● Problems and tasks
**1)** In the post on foraging wild mustard and radish, who wrote the book The Flavors of Home?
**2)** Write the next part of the post on foraging wild mustard and radish, picking up after its last sentence.

● Document passage
Todays guest post is from my all time favorite favorite foraging book, The Flavors of Home. This amazing book, written by Margit-Roos Collins, is my go to on foraging for wild edibles in The Bay, and I highly recommend it to anyone who wants to learn about what nature has to offer in our area (I like it so much I even wrote the forward for the new edition!). Check out her post below and make sure to click the link at the bottom to get a copy of your own.
Wild Radish (Raphanus sativas)
Common or Field Mustard (Brassica campestris)
Charlock (B. kaber, also B. arvensis)
Mediterranean or Summer Mustard (B. geniculata)
Black Mustard (B. nigra)
I have nothing but affection for these members of the Mustard family. Foraging for them is pure pleasure. Few paths are more inviting than those which lead through waist-high fields of blooming mustard or radish. When I am introducing friends to edible wild plants, these two are frequently the ones with which we begin. Even if they never eat another wild mouthful in their lives, they remember their first bites fondly.

● Provided records
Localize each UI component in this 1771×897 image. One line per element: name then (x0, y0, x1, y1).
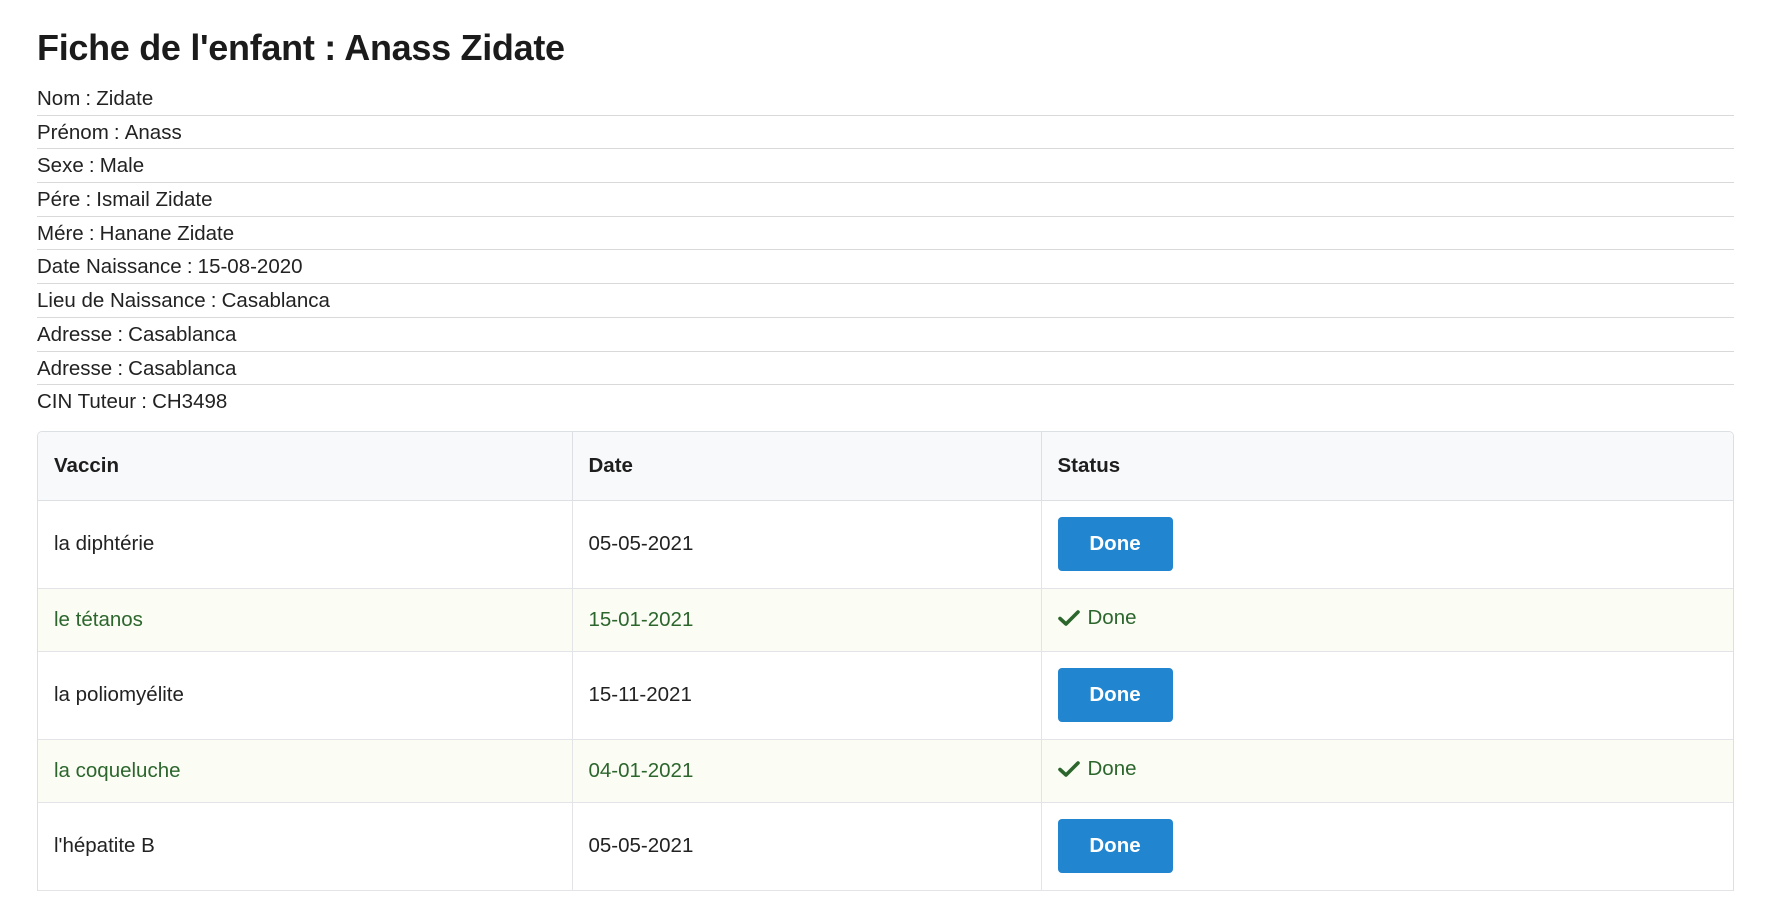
cell-status: Done (1041, 739, 1733, 803)
info-label: Sexe (37, 154, 84, 178)
mark-done-button[interactable]: Done (1057, 819, 1173, 874)
info-label: Mére (37, 221, 84, 245)
cell-vaccin: la poliomyélite (38, 651, 573, 740)
info-label: Pére (37, 188, 81, 212)
cell-date: 15-01-2021 (572, 588, 1042, 652)
info-row-nom: Nom: Zidate (37, 82, 1734, 116)
info-value: Male (99, 154, 145, 178)
info-row-sexe: Sexe: Male (37, 149, 1734, 184)
column-header-vaccin: Vaccin (38, 431, 573, 501)
info-row-adresse: Adresse: Casablanca (37, 318, 1734, 352)
info-row-pere: Pére: Ismail Zidate (37, 183, 1734, 217)
cell-vaccin: l'hépatite B (38, 802, 573, 891)
info-value: Zidate (96, 87, 154, 110)
cell-vaccin: la coqueluche (38, 739, 573, 803)
status-done-indicator: Done (1057, 606, 1137, 630)
checkmark-icon (1057, 610, 1080, 627)
child-record-page: Fiche de l'enfant : Anass Zidate Nom: Zid… (0, 0, 1771, 897)
column-header-status: Status (1041, 431, 1733, 501)
table-row: le tétanos 15-01-2021 Done (38, 588, 1733, 652)
vaccine-table-container: Vaccin Date Status la diphtérie 05-05-20… (37, 430, 1734, 891)
info-label: Adresse (37, 322, 113, 346)
info-label: Adresse (37, 356, 113, 380)
cell-date: 05-05-2021 (572, 802, 1042, 891)
cell-date: 04-01-2021 (572, 739, 1042, 803)
info-label: CIN Tuteur (37, 390, 137, 414)
info-label: Nom (37, 87, 81, 110)
table-row: la poliomyélite 15-11-2021 Done (38, 651, 1733, 740)
child-info-list: Nom: Zidate Prénom: Anass Sexe: Male Pére: I… (37, 82, 1734, 419)
mark-done-button[interactable]: Done (1057, 517, 1173, 572)
cell-status: Done (1041, 802, 1733, 891)
page-title: Fiche de l'enfant : Anass Zidate (37, 27, 565, 68)
info-value: Casablanca (128, 356, 237, 380)
status-done-indicator: Done (1057, 757, 1137, 781)
table-row: l'hépatite B 05-05-2021 Done (38, 802, 1733, 891)
info-value: Ismail Zidate (96, 188, 213, 212)
cell-status: Done (1041, 588, 1733, 652)
cell-date: 15-11-2021 (572, 651, 1042, 740)
info-label: Prénom (37, 120, 109, 144)
status-label: Done (1087, 757, 1137, 781)
info-value: Casablanca (128, 322, 237, 346)
info-value: 15-08-2020 (197, 255, 303, 279)
table-header-row: Vaccin Date Status (38, 431, 1733, 501)
info-row-adresse-2: Adresse: Casablanca (37, 352, 1734, 386)
info-label: Lieu de Naissance (37, 289, 206, 313)
cell-status: Done (1041, 500, 1733, 589)
column-header-date: Date (572, 431, 1042, 501)
info-value: CH3498 (152, 390, 228, 414)
table-row: la diphtérie 05-05-2021 Done (38, 500, 1733, 589)
cell-vaccin: le tétanos (38, 588, 573, 652)
cell-status: Done (1041, 651, 1733, 740)
info-value: Hanane Zidate (99, 221, 235, 245)
info-row-prenom: Prénom: Anass (37, 116, 1734, 150)
info-label: Date Naissance (37, 255, 182, 279)
info-row-cin-tuteur: CIN Tuteur: CH3498 (37, 390, 228, 414)
status-label: Done (1087, 606, 1137, 630)
info-row-date-naissance: Date Naissance:15-08-2020 (37, 250, 1734, 285)
table-row: la coqueluche 04-01-2021 Done (38, 739, 1733, 803)
mark-done-button[interactable]: Done (1057, 668, 1173, 723)
info-row-lieu-naissance: Lieu de Naissance: Casablanca (37, 284, 1734, 318)
vaccine-table: Vaccin Date Status la diphtérie 05-05-20… (38, 431, 1733, 891)
cell-vaccin: la diphtérie (38, 500, 573, 589)
checkmark-icon (1057, 761, 1080, 778)
cell-date: 05-05-2021 (572, 500, 1042, 589)
info-row-mere: Mére: Hanane Zidate (37, 217, 1734, 251)
info-value: Casablanca (221, 289, 330, 313)
info-value: Anass (124, 120, 182, 144)
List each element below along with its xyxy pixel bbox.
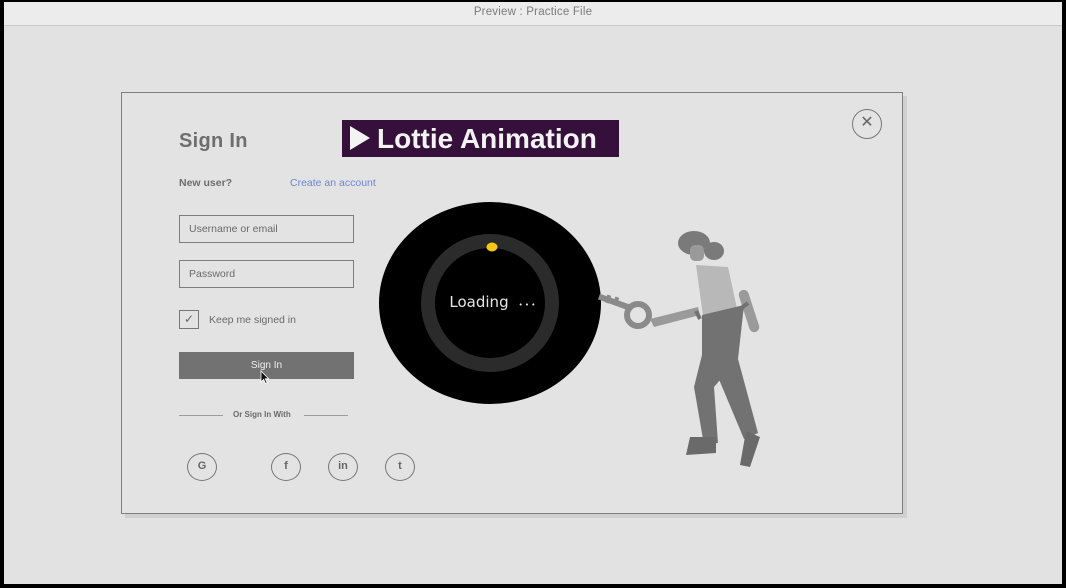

● Results in order
**1)** Margit-Roos Collins

**2)**
Radish and all the local mustards belong to the Mustard family or Cruciferae. The family contains an unusually wide variety of edible, cultivated species: broccoli, Brussels sprouts, cabbage, cauliflower, horseradish, kohlrabi, rutabaga, and turnips among them. The radish species that grows wild here is the same species as the domesticated radish which is just bred to have a larger root. It was eaten in Egypt even before the pyramids were built and has been raised in China and Japan for at least as long. Most of our wild mustards are also grown as crops for their seeds or leaves. The Latin name, Cruciferae, comes from the shape of the blossoms: four petals arranged like a cross or crucifix.
The blossoms are my favorite part. Though the skies are cool with rain and deciduous trees are still bare, mustard is in its fullest bloom in March, coloring vast fields and orchards pure yellow. Our blooming season begins subtly, with scattered harbingers like the snowy plums, but mustards announce the season's arrival to whole valleys at a time.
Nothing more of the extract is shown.